Every line of the records below should be restated exactly.

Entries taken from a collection
==============================

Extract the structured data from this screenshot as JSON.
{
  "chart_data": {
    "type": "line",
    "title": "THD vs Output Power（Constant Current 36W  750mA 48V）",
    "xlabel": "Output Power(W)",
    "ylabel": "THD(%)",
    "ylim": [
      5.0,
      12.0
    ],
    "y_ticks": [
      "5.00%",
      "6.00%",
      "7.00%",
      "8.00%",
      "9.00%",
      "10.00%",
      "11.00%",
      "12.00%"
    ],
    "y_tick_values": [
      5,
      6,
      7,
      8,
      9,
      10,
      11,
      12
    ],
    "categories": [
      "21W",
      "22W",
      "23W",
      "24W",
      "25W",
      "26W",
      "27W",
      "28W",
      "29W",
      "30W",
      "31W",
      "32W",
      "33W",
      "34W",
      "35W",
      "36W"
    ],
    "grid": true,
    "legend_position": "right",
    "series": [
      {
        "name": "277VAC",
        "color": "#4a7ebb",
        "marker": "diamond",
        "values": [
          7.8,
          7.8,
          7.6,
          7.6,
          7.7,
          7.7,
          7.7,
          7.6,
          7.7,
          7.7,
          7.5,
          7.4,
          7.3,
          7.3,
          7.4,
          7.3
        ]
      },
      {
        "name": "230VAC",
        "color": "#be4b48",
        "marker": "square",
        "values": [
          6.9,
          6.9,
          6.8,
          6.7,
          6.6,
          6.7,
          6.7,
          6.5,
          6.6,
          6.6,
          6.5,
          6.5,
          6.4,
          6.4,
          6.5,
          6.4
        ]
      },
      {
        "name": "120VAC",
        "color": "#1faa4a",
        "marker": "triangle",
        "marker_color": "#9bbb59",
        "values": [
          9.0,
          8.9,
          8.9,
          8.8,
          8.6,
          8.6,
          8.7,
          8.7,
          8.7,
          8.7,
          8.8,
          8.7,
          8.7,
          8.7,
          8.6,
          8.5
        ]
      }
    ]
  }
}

==============================

#### Written answer:
Extract the structured data from this screenshot as JSON.
{
  "chart_data": {
    "type": "line",
    "title": "THD vs Output Power（Constant Current 36W  750mA 48V）",
    "xlabel": "Output Power(W)",
    "ylabel": "THD(%)",
    "ylim": [
      5.0,
      12.0
    ],
    "y_ticks": [
      "5.00%",
      "6.00%",
      "7.00%",
      "8.00%",
      "9.00%",
      "10.00%",
      "11.00%",
      "12.00%"
    ],
    "y_tick_values": [
      5,
      6,
      7,
      8,
      9,
      10,
      11,
      12
    ],
    "categories": [
      "21W",
      "22W",
      "23W",
      "24W",
      "25W",
      "26W",
      "27W",
      "28W",
      "29W",
      "30W",
      "31W",
      "32W",
      "33W",
      "34W",
      "35W",
      "36W"
    ],
    "grid": true,
    "legend_position": "right",
    "series": [
      {
        "name": "277VAC",
        "color": "#4a7ebb",
        "marker": "diamond",
        "values": [
          7.8,
          7.8,
          7.6,
          7.6,
          7.7,
          7.7,
          7.7,
          7.6,
          7.7,
          7.7,
          7.5,
          7.4,
          7.3,
          7.3,
          7.4,
          7.3
        ]
      },
      {
        "name": "230VAC",
        "color": "#be4b48",
        "marker": "square",
        "values": [
          6.9,
          6.9,
          6.8,
          6.7,
          6.6,
          6.7,
          6.7,
          6.5,
          6.6,
          6.6,
          6.5,
          6.5,
          6.4,
          6.4,
          6.5,
          6.4
        ]
      },
      {
        "name": "120VAC",
        "color": "#1faa4a",
        "marker": "triangle",
        "marker_color": "#9bbb59",
        "values": [
          9.0,
          8.9,
          8.9,
          8.8,
          8.6,
          8.6,
          8.7,
          8.7,
          8.7,
          8.7,
          8.8,
          8.7,
          8.7,
          8.7,
          8.6,
          8.5
        ]
      }
    ]
  }
}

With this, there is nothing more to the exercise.